[start Information supplied]

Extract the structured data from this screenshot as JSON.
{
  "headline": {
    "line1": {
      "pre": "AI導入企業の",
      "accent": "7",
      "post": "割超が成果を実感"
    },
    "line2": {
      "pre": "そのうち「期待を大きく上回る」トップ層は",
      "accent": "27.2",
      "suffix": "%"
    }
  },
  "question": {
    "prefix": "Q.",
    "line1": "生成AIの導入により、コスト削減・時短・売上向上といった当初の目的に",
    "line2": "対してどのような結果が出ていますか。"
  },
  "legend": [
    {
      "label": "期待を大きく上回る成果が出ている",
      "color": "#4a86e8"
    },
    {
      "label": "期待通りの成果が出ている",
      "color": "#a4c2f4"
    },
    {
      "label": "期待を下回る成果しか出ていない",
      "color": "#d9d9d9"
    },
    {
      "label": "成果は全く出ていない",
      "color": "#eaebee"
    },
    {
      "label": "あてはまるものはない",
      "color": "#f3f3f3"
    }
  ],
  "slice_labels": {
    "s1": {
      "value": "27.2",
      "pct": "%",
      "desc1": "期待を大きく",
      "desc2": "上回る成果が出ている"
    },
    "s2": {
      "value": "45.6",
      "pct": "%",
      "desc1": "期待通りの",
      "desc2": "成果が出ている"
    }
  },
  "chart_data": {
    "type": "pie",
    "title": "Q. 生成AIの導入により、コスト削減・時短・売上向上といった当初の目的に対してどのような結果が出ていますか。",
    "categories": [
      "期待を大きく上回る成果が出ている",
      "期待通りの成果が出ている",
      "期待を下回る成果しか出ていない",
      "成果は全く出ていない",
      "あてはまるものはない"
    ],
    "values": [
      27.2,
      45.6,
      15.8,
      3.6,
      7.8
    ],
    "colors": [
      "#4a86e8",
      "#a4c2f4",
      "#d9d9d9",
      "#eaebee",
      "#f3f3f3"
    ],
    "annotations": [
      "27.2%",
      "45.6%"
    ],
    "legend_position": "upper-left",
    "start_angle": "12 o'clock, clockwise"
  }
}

[end Information supplied]

Reproduce each line of the material above precisely.

_Output:_
Extract the structured data from this screenshot as JSON.
{
  "headline": {
    "line1": {
      "pre": "AI導入企業の",
      "accent": "7",
      "post": "割超が成果を実感"
    },
    "line2": {
      "pre": "そのうち「期待を大きく上回る」トップ層は",
      "accent": "27.2",
      "suffix": "%"
    }
  },
  "question": {
    "prefix": "Q.",
    "line1": "生成AIの導入により、コスト削減・時短・売上向上といった当初の目的に",
    "line2": "対してどのような結果が出ていますか。"
  },
  "legend": [
    {
      "label": "期待を大きく上回る成果が出ている",
      "color": "#4a86e8"
    },
    {
      "label": "期待通りの成果が出ている",
      "color": "#a4c2f4"
    },
    {
      "label": "期待を下回る成果しか出ていない",
      "color": "#d9d9d9"
    },
    {
      "label": "成果は全く出ていない",
      "color": "#eaebee"
    },
    {
      "label": "あてはまるものはない",
      "color": "#f3f3f3"
    }
  ],
  "slice_labels": {
    "s1": {
      "value": "27.2",
      "pct": "%",
      "desc1": "期待を大きく",
      "desc2": "上回る成果が出ている"
    },
    "s2": {
      "value": "45.6",
      "pct": "%",
      "desc1": "期待通りの",
      "desc2": "成果が出ている"
    }
  },
  "chart_data": {
    "type": "pie",
    "title": "Q. 生成AIの導入により、コスト削減・時短・売上向上といった当初の目的に対してどのような結果が出ていますか。",
    "categories": [
      "期待を大きく上回る成果が出ている",
      "期待通りの成果が出ている",
      "期待を下回る成果しか出ていない",
      "成果は全く出ていない",
      "あてはまるものはない"
    ],
    "values": [
      27.2,
      45.6,
      15.8,
      3.6,
      7.8
    ],
    "colors": [
      "#4a86e8",
      "#a4c2f4",
      "#d9d9d9",
      "#eaebee",
      "#f3f3f3"
    ],
    "annotations": [
      "27.2%",
      "45.6%"
    ],
    "legend_position": "upper-left",
    "start_angle": "12 o'clock, clockwise"
  }
}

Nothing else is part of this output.